# [Records shown]
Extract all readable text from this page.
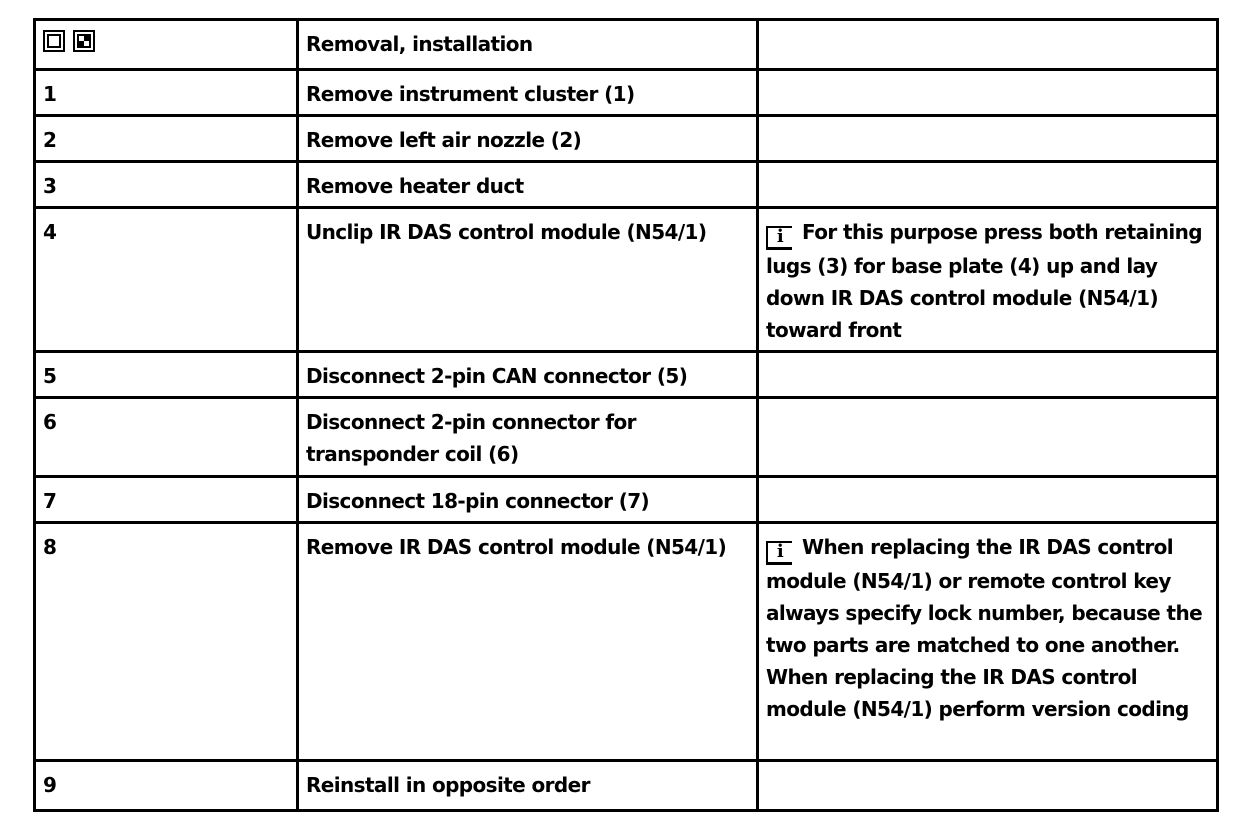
	Removal, installation	
1	Remove instrument cluster (1)	
2	Remove left air nozzle (2)	
3	Remove heater duct	
4	Unclip IR DAS control module (N54/1)	i For this purpose press both retaining lugs (3) for base plate (4) up and lay down IR DAS control module (N54/1) toward front
5	Disconnect 2-pin CAN connector (5)	
6	Disconnect 2-pin connector for transponder coil (6)	
7	Disconnect 18-pin connector (7)	
8	Remove IR DAS control module (N54/1)	i When replacing the IR DAS control module (N54/1) or remote control key always specify lock number, because the two parts are matched to one another. When replacing the IR DAS control module (N54/1) perform version coding
9	Reinstall in opposite order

# [What is required]
Each line of the data should be quoted exactly, with pictures left out.

# [Exercise answer]
Extract all readable text from this page.
	Removal, installation	
1	Remove instrument cluster (1)	
2	Remove left air nozzle (2)	
3	Remove heater duct	
4	Unclip IR DAS control module (N54/1)	i For this purpose press both retaining lugs (3) for base plate (4) up and lay down IR DAS control module (N54/1) toward front
5	Disconnect 2-pin CAN connector (5)	
6	Disconnect 2-pin connector for transponder coil (6)	
7	Disconnect 18-pin connector (7)	
8	Remove IR DAS control module (N54/1)	i When replacing the IR DAS control module (N54/1) or remote control key always specify lock number, because the two parts are matched to one another. When replacing the IR DAS control module (N54/1) perform version coding
9	Reinstall in opposite order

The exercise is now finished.